■ **Data**:
◆ ◆ ◆ ◆

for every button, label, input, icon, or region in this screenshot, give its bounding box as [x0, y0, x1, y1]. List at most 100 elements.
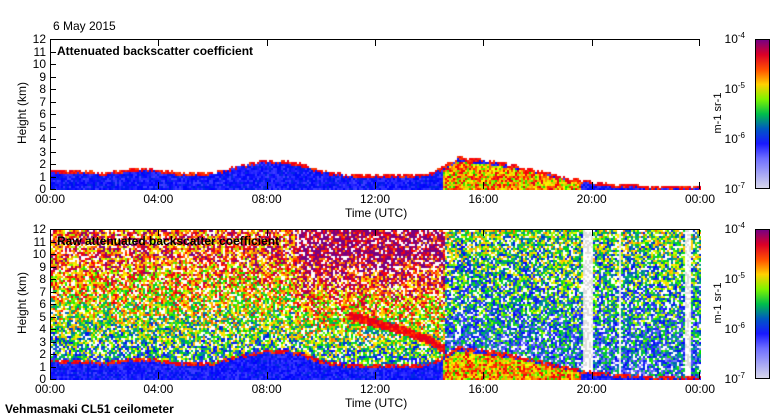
y-tick-label: 1	[39, 169, 46, 184]
colorbar	[755, 39, 770, 189]
y-tick-label: 6	[39, 107, 46, 121]
y-tick-label: 4	[39, 132, 46, 146]
x-tick-label: 08:00	[251, 192, 282, 206]
colorbar-tick-exponent: -4	[737, 221, 745, 230]
x-tick-label: 20:00	[576, 192, 607, 206]
x-tick-mark	[699, 39, 700, 46]
y-tick-mark	[50, 304, 56, 305]
x-tick-mark	[158, 182, 160, 189]
colorbar-tick-label: 10-6	[724, 321, 745, 336]
y-tick-label: 7	[39, 284, 46, 299]
x-tick-mark	[266, 182, 268, 189]
x-tick-mark	[266, 39, 268, 46]
x-tick-mark	[50, 372, 51, 379]
y-tick-mark	[50, 379, 56, 380]
y-tick-label: 5	[39, 119, 46, 134]
x-tick-mark	[50, 229, 51, 236]
colorbar-tick-label: 10-6	[724, 131, 745, 146]
colorbar-tick-label: 10-7	[724, 181, 745, 196]
backscatter-heatmap	[51, 230, 701, 380]
x-tick-mark	[266, 229, 268, 236]
y-tick-mark	[50, 126, 56, 128]
colorbar-tick-exponent: -6	[737, 131, 745, 140]
y-tick-label: 3	[39, 144, 46, 159]
y-tick-label: 4	[39, 322, 46, 336]
y-tick-mark	[50, 229, 56, 230]
y-tick-label: 6	[39, 297, 46, 311]
y-tick-mark	[50, 64, 56, 65]
y-tick-label: 3	[39, 334, 46, 349]
x-tick-mark	[375, 229, 376, 236]
y-tick-mark	[50, 139, 56, 140]
y-tick-label: 11	[33, 44, 46, 59]
x-tick-label: 00:00	[34, 382, 66, 396]
x-tick-label: 12:00	[359, 192, 391, 206]
y-tick-mark	[50, 241, 56, 243]
x-tick-label: 00:00	[34, 192, 66, 206]
x-tick-label: 04:00	[143, 192, 174, 206]
x-tick-label: 16:00	[468, 192, 499, 206]
y-tick-label: 9	[39, 259, 46, 274]
x-tick-label: 00:00	[684, 192, 716, 206]
x-tick-mark	[158, 372, 160, 379]
colorbar-tick-label: 10-4	[724, 31, 745, 46]
x-tick-label: 12:00	[359, 382, 391, 396]
x-tick-mark	[50, 182, 51, 189]
x-tick-label: 20:00	[576, 382, 607, 396]
x-tick-label: 16:00	[468, 382, 499, 396]
colorbar-label: m-1 sr-1	[712, 282, 724, 324]
x-tick-mark	[699, 372, 700, 379]
y-tick-mark	[50, 164, 56, 165]
x-tick-mark	[266, 372, 268, 379]
y-tick-mark	[50, 291, 56, 293]
y-tick-mark	[50, 151, 56, 153]
heatmap-plot-1: Attenuated backscatter coefficient	[50, 39, 701, 190]
colorbar-tick-exponent: -5	[737, 271, 745, 280]
y-tick-label: 8	[39, 272, 46, 286]
y-tick-mark	[50, 176, 56, 178]
y-tick-label: 12	[32, 32, 46, 46]
colorbar-tick-exponent: -4	[737, 31, 745, 40]
y-tick-label: 7	[39, 94, 46, 109]
x-tick-mark	[158, 229, 160, 236]
colorbar-tick-exponent: -6	[737, 321, 745, 330]
x-tick-mark	[375, 182, 376, 189]
colorbar-tick-exponent: -5	[737, 81, 745, 90]
x-tick-mark	[483, 182, 485, 189]
instrument-label: Vehmasmaki CL51 ceilometer	[5, 402, 174, 416]
colorbar-tick-label: 10-5	[724, 271, 745, 286]
y-tick-mark	[50, 316, 56, 318]
y-tick-mark	[50, 279, 56, 280]
y-tick-label: 2	[39, 157, 46, 171]
colorbar-tick-label: 10-7	[724, 371, 745, 386]
colorbar-label: m-1 sr-1	[712, 92, 724, 134]
y-tick-mark	[50, 76, 56, 78]
y-tick-mark	[50, 51, 56, 53]
y-axis-label: Height (km)	[15, 272, 29, 335]
colorbar	[755, 229, 770, 379]
y-tick-label: 9	[39, 69, 46, 84]
x-tick-label: 04:00	[143, 382, 174, 396]
y-tick-label: 10	[32, 247, 46, 261]
x-tick-mark	[483, 229, 485, 236]
y-axis-label: Height (km)	[15, 82, 29, 145]
y-tick-label: 0	[39, 182, 46, 196]
y-tick-mark	[50, 329, 56, 330]
y-tick-mark	[50, 266, 56, 268]
colorbar-tick-label: 10-4	[724, 221, 745, 236]
x-tick-mark	[158, 39, 160, 46]
y-tick-mark	[50, 189, 56, 190]
x-tick-mark	[591, 372, 593, 379]
x-tick-mark	[50, 39, 51, 46]
y-tick-label: 10	[32, 57, 46, 71]
y-tick-mark	[50, 89, 56, 90]
x-tick-mark	[375, 39, 376, 46]
colorbar-tick-label: 10-5	[724, 81, 745, 96]
y-tick-mark	[50, 101, 56, 103]
y-tick-label: 0	[39, 372, 46, 386]
y-tick-mark	[50, 341, 56, 343]
colorbar-tick-exponent: -7	[737, 181, 745, 190]
y-tick-mark	[50, 39, 56, 40]
y-tick-label: 12	[32, 222, 46, 236]
panel-title: Raw attenuated backscatter coefficient	[57, 234, 280, 248]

◆ ◆ ◆ ◆

■ **Required work**: Rewrite the entries from the line with "169, 46, 184]" to the line with "32, 46, 46]", substituting "y-axis-tick" for every "y-tick-mark" and leaving everything else as it stands.

■ **Final result**:
y-tick-label: 1	[39, 169, 46, 184]
colorbar	[755, 39, 770, 189]
y-tick-label: 6	[39, 107, 46, 121]
y-tick-label: 4	[39, 132, 46, 146]
x-tick-label: 08:00	[251, 192, 282, 206]
colorbar-tick-exponent: -4	[737, 221, 745, 230]
x-tick-label: 20:00	[576, 192, 607, 206]
x-tick-mark	[699, 39, 700, 46]
y-axis-tick	[50, 304, 56, 305]
x-tick-mark	[158, 182, 160, 189]
colorbar-tick-label: 10-6	[724, 321, 745, 336]
y-tick-label: 7	[39, 284, 46, 299]
x-tick-mark	[266, 182, 268, 189]
x-tick-mark	[266, 39, 268, 46]
x-tick-mark	[50, 372, 51, 379]
y-axis-tick	[50, 379, 56, 380]
y-tick-label: 5	[39, 119, 46, 134]
x-tick-mark	[50, 229, 51, 236]
colorbar-tick-label: 10-6	[724, 131, 745, 146]
colorbar-tick-label: 10-7	[724, 181, 745, 196]
backscatter-heatmap	[51, 230, 701, 380]
x-tick-mark	[266, 229, 268, 236]
y-axis-tick	[50, 126, 56, 128]
colorbar-tick-exponent: -6	[737, 131, 745, 140]
y-tick-label: 3	[39, 144, 46, 159]
y-tick-label: 4	[39, 322, 46, 336]
y-axis-tick	[50, 229, 56, 230]
y-tick-label: 6	[39, 297, 46, 311]
y-axis-tick	[50, 64, 56, 65]
y-tick-label: 3	[39, 334, 46, 349]
x-tick-mark	[375, 229, 376, 236]
y-axis-tick	[50, 139, 56, 140]
y-tick-label: 11	[33, 44, 46, 59]
x-tick-label: 00:00	[34, 382, 66, 396]
x-tick-label: 12:00	[359, 192, 391, 206]
y-axis-tick	[50, 241, 56, 243]
x-tick-label: 00:00	[34, 192, 66, 206]
x-tick-label: 04:00	[143, 192, 174, 206]
x-tick-label: 16:00	[468, 192, 499, 206]
y-tick-label: 9	[39, 259, 46, 274]
x-tick-label: 00:00	[684, 192, 716, 206]
x-tick-mark	[158, 372, 160, 379]
colorbar-tick-label: 10-4	[724, 31, 745, 46]
x-tick-label: 12:00	[359, 382, 391, 396]
x-tick-mark	[50, 182, 51, 189]
x-tick-label: 20:00	[576, 382, 607, 396]
x-tick-label: 16:00	[468, 382, 499, 396]
colorbar-label: m-1 sr-1	[712, 282, 724, 324]
x-tick-mark	[699, 372, 700, 379]
y-axis-tick	[50, 164, 56, 165]
x-tick-mark	[266, 372, 268, 379]
y-axis-tick	[50, 291, 56, 293]
y-axis-tick	[50, 151, 56, 153]
heatmap-plot-1: Attenuated backscatter coefficient	[50, 39, 701, 190]
colorbar-tick-exponent: -5	[737, 271, 745, 280]
y-tick-label: 8	[39, 272, 46, 286]
y-axis-tick	[50, 176, 56, 178]
y-tick-label: 12	[32, 32, 46, 46]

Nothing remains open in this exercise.